** BEGIN Supplied records **

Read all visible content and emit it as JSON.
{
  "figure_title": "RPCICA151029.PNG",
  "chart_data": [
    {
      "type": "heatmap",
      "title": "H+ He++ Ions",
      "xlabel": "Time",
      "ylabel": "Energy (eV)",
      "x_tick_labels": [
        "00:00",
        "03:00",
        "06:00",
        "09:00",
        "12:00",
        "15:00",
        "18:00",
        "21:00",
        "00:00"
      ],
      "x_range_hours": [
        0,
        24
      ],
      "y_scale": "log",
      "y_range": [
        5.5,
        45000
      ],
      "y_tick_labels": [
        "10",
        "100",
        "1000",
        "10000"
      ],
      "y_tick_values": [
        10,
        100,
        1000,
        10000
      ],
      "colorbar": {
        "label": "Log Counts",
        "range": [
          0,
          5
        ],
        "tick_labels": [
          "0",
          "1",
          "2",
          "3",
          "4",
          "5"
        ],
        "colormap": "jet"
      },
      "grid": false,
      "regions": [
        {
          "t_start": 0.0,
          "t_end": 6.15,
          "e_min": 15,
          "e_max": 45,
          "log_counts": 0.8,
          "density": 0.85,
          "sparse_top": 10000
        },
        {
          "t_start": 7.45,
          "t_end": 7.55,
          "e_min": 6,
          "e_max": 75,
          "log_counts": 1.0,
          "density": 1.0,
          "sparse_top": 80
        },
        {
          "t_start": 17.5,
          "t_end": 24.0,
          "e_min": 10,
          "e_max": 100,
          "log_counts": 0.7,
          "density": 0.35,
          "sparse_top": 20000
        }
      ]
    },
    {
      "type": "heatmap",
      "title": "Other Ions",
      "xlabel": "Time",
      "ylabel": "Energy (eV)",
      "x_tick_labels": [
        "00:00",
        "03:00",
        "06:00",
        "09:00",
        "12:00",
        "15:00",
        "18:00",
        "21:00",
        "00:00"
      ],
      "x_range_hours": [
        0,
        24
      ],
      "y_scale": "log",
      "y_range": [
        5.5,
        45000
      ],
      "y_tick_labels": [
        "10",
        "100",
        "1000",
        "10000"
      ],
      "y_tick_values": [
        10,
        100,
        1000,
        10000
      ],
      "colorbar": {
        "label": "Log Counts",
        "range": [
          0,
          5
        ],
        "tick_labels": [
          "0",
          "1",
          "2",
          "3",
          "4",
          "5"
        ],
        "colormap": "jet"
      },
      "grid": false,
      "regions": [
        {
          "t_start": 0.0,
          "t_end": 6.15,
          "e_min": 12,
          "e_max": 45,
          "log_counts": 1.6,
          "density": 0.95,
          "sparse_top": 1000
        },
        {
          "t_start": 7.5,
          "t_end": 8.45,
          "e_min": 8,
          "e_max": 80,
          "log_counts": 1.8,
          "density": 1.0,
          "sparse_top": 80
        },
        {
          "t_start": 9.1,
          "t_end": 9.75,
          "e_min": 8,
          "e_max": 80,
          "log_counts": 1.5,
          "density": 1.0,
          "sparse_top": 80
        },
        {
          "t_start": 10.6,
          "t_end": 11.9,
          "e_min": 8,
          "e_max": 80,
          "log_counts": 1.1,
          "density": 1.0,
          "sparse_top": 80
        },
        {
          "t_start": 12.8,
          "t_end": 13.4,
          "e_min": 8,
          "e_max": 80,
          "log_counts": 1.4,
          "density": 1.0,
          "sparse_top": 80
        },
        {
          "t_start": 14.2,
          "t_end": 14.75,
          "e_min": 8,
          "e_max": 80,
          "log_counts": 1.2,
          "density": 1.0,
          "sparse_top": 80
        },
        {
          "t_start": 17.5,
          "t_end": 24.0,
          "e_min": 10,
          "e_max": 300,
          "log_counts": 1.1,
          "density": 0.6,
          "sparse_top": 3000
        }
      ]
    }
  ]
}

** END Supplied records **

→ Stated problem:
Reproduce each line of the material above precisely.

→ Response:
Read all visible content and emit it as JSON.
{
  "figure_title": "RPCICA151029.PNG",
  "chart_data": [
    {
      "type": "heatmap",
      "title": "H+ He++ Ions",
      "xlabel": "Time",
      "ylabel": "Energy (eV)",
      "x_tick_labels": [
        "00:00",
        "03:00",
        "06:00",
        "09:00",
        "12:00",
        "15:00",
        "18:00",
        "21:00",
        "00:00"
      ],
      "x_range_hours": [
        0,
        24
      ],
      "y_scale": "log",
      "y_range": [
        5.5,
        45000
      ],
      "y_tick_labels": [
        "10",
        "100",
        "1000",
        "10000"
      ],
      "y_tick_values": [
        10,
        100,
        1000,
        10000
      ],
      "colorbar": {
        "label": "Log Counts",
        "range": [
          0,
          5
        ],
        "tick_labels": [
          "0",
          "1",
          "2",
          "3",
          "4",
          "5"
        ],
        "colormap": "jet"
      },
      "grid": false,
      "regions": [
        {
          "t_start": 0.0,
          "t_end": 6.15,
          "e_min": 15,
          "e_max": 45,
          "log_counts": 0.8,
          "density": 0.85,
          "sparse_top": 10000
        },
        {
          "t_start": 7.45,
          "t_end": 7.55,
          "e_min": 6,
          "e_max": 75,
          "log_counts": 1.0,
          "density": 1.0,
          "sparse_top": 80
        },
        {
          "t_start": 17.5,
          "t_end": 24.0,
          "e_min": 10,
          "e_max": 100,
          "log_counts": 0.7,
          "density": 0.35,
          "sparse_top": 20000
        }
      ]
    },
    {
      "type": "heatmap",
      "title": "Other Ions",
      "xlabel": "Time",
      "ylabel": "Energy (eV)",
      "x_tick_labels": [
        "00:00",
        "03:00",
        "06:00",
        "09:00",
        "12:00",
        "15:00",
        "18:00",
        "21:00",
        "00:00"
      ],
      "x_range_hours": [
        0,
        24
      ],
      "y_scale": "log",
      "y_range": [
        5.5,
        45000
      ],
      "y_tick_labels": [
        "10",
        "100",
        "1000",
        "10000"
      ],
      "y_tick_values": [
        10,
        100,
        1000,
        10000
      ],
      "colorbar": {
        "label": "Log Counts",
        "range": [
          0,
          5
        ],
        "tick_labels": [
          "0",
          "1",
          "2",
          "3",
          "4",
          "5"
        ],
        "colormap": "jet"
      },
      "grid": false,
      "regions": [
        {
          "t_start": 0.0,
          "t_end": 6.15,
          "e_min": 12,
          "e_max": 45,
          "log_counts": 1.6,
          "density": 0.95,
          "sparse_top": 1000
        },
        {
          "t_start": 7.5,
          "t_end": 8.45,
          "e_min": 8,
          "e_max": 80,
          "log_counts": 1.8,
          "density": 1.0,
          "sparse_top": 80
        },
        {
          "t_start": 9.1,
          "t_end": 9.75,
          "e_min": 8,
          "e_max": 80,
          "log_counts": 1.5,
          "density": 1.0,
          "sparse_top": 80
        },
        {
          "t_start": 10.6,
          "t_end": 11.9,
          "e_min": 8,
          "e_max": 80,
          "log_counts": 1.1,
          "density": 1.0,
          "sparse_top": 80
        },
        {
          "t_start": 12.8,
          "t_end": 13.4,
          "e_min": 8,
          "e_max": 80,
          "log_counts": 1.4,
          "density": 1.0,
          "sparse_top": 80
        },
        {
          "t_start": 14.2,
          "t_end": 14.75,
          "e_min": 8,
          "e_max": 80,
          "log_counts": 1.2,
          "density": 1.0,
          "sparse_top": 80
        },
        {
          "t_start": 17.5,
          "t_end": 24.0,
          "e_min": 10,
          "e_max": 300,
          "log_counts": 1.1,
          "density": 0.6,
          "sparse_top": 3000
        }
      ]
    }
  ]
}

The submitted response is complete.